Set problem:
Locate the word "Current" in the entries below, then gather every line that holds it.

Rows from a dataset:
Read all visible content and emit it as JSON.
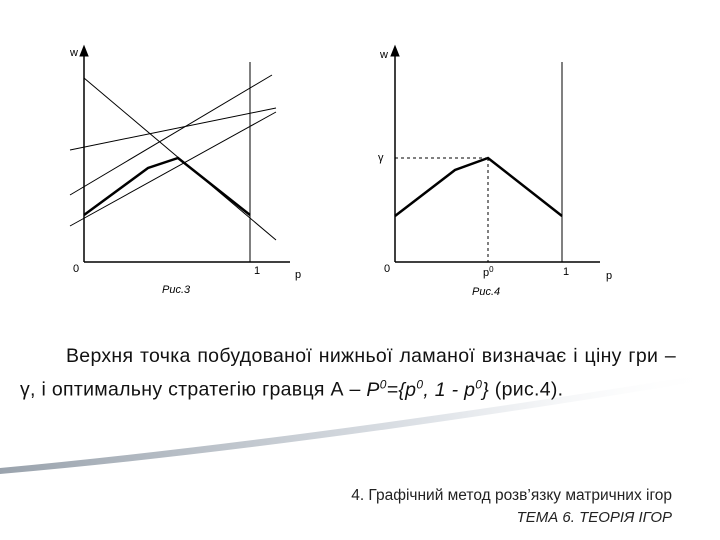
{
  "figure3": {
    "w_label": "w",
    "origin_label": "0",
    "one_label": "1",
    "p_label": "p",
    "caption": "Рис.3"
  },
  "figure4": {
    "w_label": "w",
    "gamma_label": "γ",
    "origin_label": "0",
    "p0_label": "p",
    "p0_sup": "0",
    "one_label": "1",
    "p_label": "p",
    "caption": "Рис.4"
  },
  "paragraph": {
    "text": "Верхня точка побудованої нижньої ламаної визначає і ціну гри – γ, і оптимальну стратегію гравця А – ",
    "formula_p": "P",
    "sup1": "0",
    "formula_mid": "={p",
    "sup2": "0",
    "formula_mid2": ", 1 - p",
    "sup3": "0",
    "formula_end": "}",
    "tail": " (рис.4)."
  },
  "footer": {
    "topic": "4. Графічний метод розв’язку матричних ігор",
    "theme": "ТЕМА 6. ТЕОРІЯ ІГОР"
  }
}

* * *

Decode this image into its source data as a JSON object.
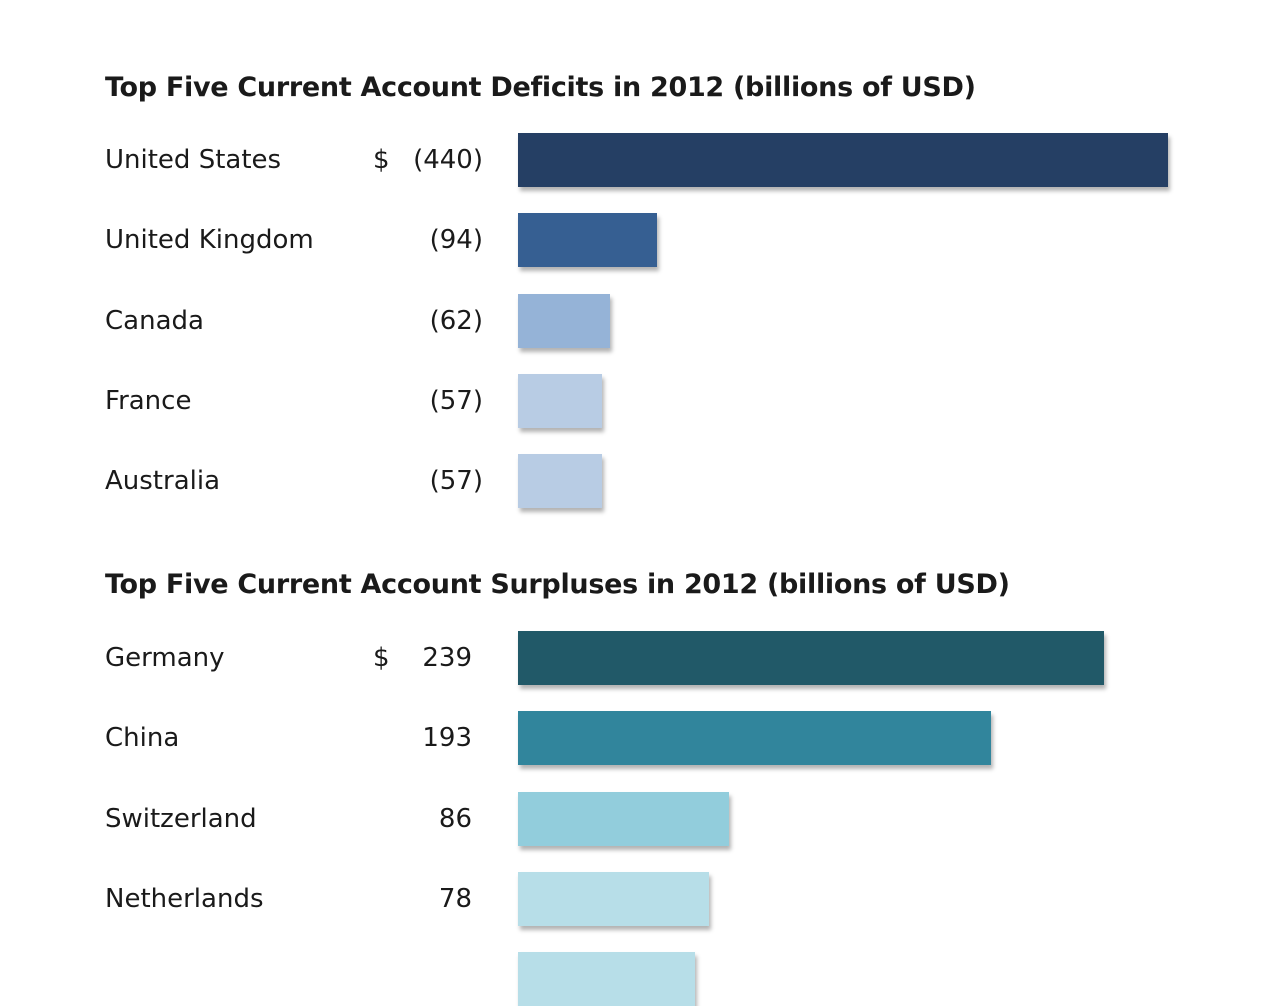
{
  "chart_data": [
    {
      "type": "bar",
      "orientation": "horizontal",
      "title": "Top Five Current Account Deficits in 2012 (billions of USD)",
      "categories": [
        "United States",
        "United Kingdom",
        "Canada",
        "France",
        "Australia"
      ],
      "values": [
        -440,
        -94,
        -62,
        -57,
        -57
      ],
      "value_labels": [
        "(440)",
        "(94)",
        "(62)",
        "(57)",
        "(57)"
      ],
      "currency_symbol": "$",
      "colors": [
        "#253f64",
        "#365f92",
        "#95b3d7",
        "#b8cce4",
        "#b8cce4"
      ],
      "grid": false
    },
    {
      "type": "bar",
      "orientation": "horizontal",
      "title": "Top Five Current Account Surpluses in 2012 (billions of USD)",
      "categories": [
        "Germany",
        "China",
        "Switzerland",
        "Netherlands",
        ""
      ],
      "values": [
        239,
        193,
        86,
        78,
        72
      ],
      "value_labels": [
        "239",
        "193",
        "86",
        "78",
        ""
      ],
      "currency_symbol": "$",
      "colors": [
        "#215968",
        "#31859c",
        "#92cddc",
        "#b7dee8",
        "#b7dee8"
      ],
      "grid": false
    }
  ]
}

Solution for this task:
      "title": "Top Five Current Account Deficits in 2012 (billions of USD)",
      "title": "Top Five Current Account Surpluses in 2012 (billions of USD)",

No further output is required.